-- WHAT YOU NEED TO DO --
Output all of the entries exactly as written.

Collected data
◆ ◆ ◆ ◆ ◆ ◆ ◆
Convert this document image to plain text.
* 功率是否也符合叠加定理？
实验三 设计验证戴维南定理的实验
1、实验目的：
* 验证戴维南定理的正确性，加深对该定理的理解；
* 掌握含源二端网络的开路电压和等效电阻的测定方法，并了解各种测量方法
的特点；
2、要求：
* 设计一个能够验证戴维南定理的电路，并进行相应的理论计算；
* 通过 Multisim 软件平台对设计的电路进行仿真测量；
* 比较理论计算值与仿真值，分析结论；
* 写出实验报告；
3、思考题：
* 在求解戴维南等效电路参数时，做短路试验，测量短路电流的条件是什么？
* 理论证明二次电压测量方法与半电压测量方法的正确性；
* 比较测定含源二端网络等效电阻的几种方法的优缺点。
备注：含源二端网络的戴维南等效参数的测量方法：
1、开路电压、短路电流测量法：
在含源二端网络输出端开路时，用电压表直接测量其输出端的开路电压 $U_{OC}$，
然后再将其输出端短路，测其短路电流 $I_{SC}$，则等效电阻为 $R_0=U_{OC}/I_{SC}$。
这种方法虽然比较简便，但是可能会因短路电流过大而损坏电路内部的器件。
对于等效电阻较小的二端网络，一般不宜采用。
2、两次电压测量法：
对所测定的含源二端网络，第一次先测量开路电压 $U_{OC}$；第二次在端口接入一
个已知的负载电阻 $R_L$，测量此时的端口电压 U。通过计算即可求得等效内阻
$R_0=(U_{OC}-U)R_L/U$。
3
◆ ◆ ◆ ◆ ◆ ◆ ◆
-- WRITTEN RESPONSE --
Convert this document image to plain text.
* 功率是否也符合叠加定理？
实验三 设计验证戴维南定理的实验
1、实验目的：
* 验证戴维南定理的正确性，加深对该定理的理解；
* 掌握含源二端网络的开路电压和等效电阻的测定方法，并了解各种测量方法
的特点；
2、要求：
* 设计一个能够验证戴维南定理的电路，并进行相应的理论计算；
* 通过 Multisim 软件平台对设计的电路进行仿真测量；
* 比较理论计算值与仿真值，分析结论；
* 写出实验报告；
3、思考题：
* 在求解戴维南等效电路参数时，做短路试验，测量短路电流的条件是什么？
* 理论证明二次电压测量方法与半电压测量方法的正确性；
* 比较测定含源二端网络等效电阻的几种方法的优缺点。
备注：含源二端网络的戴维南等效参数的测量方法：
1、开路电压、短路电流测量法：
在含源二端网络输出端开路时，用电压表直接测量其输出端的开路电压 $U_{OC}$，
然后再将其输出端短路，测其短路电流 $I_{SC}$，则等效电阻为 $R_0=U_{OC}/I_{SC}$。
这种方法虽然比较简便，但是可能会因短路电流过大而损坏电路内部的器件。
对于等效电阻较小的二端网络，一般不宜采用。
2、两次电压测量法：
对所测定的含源二端网络，第一次先测量开路电压 $U_{OC}$；第二次在端口接入一
个已知的负载电阻 $R_L$，测量此时的端口电压 U。通过计算即可求得等效内阻
$R_0=(U_{OC}-U)R_L/U$。
3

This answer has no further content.